Work to do: Assemble all lines in which the string "inclusive" appears.

---- Stored rows

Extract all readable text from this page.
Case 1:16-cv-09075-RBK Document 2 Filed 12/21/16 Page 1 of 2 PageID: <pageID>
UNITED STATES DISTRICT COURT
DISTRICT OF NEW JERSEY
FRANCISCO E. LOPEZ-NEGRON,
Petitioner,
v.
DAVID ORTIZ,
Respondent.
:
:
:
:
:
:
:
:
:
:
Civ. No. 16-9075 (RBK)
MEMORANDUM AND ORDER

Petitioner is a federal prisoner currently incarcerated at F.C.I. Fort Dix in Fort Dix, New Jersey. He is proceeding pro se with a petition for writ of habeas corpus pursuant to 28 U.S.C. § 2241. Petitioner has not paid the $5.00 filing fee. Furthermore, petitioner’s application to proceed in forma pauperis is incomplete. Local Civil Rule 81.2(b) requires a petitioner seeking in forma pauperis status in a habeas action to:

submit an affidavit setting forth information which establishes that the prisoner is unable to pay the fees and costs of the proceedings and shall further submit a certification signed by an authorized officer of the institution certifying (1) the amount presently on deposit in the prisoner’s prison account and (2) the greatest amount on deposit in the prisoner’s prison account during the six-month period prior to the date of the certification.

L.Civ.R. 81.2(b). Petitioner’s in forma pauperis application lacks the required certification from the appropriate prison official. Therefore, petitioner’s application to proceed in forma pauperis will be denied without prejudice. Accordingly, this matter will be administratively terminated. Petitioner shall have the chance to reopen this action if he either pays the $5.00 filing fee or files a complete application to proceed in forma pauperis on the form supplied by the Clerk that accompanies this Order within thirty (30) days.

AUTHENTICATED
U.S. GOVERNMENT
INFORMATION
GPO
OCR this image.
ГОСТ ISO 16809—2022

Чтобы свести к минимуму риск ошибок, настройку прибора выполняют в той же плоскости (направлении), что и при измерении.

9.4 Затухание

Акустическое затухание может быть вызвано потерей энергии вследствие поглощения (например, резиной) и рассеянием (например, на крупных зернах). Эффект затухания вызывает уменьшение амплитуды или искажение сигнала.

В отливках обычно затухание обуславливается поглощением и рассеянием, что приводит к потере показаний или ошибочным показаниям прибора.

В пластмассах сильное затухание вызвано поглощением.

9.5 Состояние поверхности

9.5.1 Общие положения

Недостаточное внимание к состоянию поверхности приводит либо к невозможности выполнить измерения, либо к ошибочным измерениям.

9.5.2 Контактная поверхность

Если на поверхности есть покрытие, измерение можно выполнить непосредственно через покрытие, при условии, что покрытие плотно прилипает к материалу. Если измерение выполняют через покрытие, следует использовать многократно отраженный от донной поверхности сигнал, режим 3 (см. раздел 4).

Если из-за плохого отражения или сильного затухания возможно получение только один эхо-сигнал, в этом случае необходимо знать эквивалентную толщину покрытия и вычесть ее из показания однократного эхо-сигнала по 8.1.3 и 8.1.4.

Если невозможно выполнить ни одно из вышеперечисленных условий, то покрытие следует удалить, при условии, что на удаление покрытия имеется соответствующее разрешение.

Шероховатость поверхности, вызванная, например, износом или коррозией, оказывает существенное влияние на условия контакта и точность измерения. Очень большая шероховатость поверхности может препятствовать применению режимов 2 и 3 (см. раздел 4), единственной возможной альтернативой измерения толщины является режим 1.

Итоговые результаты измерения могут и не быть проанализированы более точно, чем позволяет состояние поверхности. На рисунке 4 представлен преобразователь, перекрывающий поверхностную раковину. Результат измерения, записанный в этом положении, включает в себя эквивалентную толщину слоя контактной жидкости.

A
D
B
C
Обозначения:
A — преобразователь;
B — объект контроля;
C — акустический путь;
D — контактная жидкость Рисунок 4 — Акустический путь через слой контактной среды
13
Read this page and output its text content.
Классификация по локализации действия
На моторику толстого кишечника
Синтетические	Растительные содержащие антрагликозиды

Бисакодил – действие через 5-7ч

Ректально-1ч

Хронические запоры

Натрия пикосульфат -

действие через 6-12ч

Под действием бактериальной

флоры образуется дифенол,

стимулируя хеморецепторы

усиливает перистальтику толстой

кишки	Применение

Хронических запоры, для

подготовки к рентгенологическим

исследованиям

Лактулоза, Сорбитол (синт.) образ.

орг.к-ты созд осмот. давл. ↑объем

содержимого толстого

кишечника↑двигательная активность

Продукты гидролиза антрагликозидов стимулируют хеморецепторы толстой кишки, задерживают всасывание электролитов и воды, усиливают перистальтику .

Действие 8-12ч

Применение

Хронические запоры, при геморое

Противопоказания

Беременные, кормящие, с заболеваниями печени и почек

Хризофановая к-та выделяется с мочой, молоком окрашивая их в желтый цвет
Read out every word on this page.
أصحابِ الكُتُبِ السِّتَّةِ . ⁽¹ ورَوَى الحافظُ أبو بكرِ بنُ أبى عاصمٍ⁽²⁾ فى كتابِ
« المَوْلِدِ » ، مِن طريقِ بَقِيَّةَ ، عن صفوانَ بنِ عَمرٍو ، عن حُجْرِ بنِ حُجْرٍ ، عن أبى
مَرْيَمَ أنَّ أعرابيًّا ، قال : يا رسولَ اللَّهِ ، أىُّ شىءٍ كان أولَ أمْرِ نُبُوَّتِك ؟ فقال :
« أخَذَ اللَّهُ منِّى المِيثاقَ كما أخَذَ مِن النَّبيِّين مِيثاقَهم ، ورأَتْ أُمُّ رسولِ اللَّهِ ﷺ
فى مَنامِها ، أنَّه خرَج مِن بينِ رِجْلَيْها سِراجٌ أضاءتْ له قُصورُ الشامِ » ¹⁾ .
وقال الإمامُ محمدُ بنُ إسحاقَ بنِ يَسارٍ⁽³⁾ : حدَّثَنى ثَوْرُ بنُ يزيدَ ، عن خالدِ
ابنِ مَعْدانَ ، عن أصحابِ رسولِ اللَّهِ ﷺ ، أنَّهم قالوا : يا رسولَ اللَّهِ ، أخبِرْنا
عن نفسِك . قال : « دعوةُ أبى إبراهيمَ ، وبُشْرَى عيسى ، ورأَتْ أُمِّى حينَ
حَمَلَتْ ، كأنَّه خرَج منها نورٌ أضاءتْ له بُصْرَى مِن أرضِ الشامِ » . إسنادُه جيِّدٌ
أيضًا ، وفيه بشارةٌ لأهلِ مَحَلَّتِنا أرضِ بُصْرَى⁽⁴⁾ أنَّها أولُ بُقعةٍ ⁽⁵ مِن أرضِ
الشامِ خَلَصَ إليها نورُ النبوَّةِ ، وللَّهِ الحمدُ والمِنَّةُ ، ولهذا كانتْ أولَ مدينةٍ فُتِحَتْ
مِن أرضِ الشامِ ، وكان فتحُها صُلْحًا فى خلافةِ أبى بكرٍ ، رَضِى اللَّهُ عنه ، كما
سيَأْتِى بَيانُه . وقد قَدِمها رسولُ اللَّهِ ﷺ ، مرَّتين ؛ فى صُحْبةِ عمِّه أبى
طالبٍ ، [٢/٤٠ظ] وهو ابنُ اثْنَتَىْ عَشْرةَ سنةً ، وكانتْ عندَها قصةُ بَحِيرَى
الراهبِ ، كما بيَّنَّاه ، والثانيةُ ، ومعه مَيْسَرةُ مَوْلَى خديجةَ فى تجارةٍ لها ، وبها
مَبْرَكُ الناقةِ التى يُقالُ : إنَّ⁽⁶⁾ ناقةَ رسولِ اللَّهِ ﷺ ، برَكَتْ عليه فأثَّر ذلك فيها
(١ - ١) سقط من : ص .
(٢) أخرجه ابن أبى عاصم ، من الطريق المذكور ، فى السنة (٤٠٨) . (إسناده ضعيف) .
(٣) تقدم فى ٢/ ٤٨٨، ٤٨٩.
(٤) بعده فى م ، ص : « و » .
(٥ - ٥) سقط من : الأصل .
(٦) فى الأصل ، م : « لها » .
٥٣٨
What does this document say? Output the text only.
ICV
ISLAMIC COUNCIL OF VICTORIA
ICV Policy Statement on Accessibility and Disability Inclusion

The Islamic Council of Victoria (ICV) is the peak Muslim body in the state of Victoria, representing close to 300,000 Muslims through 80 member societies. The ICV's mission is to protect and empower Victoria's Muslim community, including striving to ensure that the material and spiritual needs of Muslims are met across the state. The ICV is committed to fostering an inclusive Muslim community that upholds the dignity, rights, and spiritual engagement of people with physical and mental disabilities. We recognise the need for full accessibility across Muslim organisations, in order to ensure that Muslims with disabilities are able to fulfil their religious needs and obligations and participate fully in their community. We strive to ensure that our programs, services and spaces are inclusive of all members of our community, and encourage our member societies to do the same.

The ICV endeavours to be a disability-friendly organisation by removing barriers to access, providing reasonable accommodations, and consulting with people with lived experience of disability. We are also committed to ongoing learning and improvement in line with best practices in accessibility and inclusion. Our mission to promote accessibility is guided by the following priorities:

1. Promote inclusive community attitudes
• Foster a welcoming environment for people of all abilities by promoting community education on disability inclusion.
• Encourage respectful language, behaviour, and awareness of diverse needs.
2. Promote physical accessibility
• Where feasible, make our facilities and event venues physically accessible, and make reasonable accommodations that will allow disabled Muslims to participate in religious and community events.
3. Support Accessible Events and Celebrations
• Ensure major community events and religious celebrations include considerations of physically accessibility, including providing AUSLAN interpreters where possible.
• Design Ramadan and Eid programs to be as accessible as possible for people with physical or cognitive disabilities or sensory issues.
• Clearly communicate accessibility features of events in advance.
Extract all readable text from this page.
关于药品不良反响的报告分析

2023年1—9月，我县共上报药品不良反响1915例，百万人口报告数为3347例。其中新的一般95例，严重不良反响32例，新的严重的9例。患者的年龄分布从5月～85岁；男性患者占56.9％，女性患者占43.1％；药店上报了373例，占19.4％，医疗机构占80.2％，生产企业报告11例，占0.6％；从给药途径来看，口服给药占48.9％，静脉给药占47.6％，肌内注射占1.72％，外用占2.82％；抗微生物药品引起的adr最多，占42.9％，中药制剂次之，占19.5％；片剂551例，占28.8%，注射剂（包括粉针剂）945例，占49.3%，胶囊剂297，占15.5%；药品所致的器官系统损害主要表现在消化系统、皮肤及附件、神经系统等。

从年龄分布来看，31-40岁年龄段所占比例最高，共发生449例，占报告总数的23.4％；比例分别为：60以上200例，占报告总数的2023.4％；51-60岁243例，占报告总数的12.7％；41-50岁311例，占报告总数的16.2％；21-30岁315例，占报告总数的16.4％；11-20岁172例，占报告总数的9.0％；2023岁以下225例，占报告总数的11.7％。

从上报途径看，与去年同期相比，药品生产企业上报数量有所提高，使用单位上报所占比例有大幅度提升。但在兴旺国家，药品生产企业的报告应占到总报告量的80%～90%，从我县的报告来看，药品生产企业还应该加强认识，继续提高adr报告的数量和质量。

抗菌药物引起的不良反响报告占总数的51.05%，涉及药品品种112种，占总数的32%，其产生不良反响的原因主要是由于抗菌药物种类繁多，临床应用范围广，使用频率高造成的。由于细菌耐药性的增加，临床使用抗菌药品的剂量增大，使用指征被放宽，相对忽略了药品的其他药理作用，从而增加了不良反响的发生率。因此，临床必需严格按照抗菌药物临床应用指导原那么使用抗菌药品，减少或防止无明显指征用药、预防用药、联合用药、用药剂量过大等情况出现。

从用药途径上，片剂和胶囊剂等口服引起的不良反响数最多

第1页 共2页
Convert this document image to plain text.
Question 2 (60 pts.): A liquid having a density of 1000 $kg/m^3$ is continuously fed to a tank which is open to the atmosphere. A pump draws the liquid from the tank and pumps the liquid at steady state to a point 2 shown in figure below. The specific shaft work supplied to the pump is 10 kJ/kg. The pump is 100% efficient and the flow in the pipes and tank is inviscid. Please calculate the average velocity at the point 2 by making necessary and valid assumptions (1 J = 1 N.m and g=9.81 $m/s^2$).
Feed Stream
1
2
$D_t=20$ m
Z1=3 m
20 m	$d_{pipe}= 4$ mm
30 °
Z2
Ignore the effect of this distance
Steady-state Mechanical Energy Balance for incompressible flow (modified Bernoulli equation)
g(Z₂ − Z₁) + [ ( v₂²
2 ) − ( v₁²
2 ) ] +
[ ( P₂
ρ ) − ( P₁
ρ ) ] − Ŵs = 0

--------

The response:
The Islamic Council of Victoria (ICV) is the peak Muslim body in the state of Victoria, representing close to 300,000 Muslims through 80 member societies. The ICV's mission is to protect and empower Victoria's Muslim community, including striving to ensure that the material and spiritual needs of Muslims are met across the state. The ICV is committed to fostering an inclusive Muslim community that upholds the dignity, rights, and spiritual engagement of people with physical and mental disabilities. We recognise the need for full accessibility across Muslim organisations, in order to ensure that Muslims with disabilities are able to fulfil their religious needs and obligations and participate fully in their community. We strive to ensure that our programs, services and spaces are inclusive of all members of our community, and encourage our member societies to do the same.
1. Promote inclusive community attitudes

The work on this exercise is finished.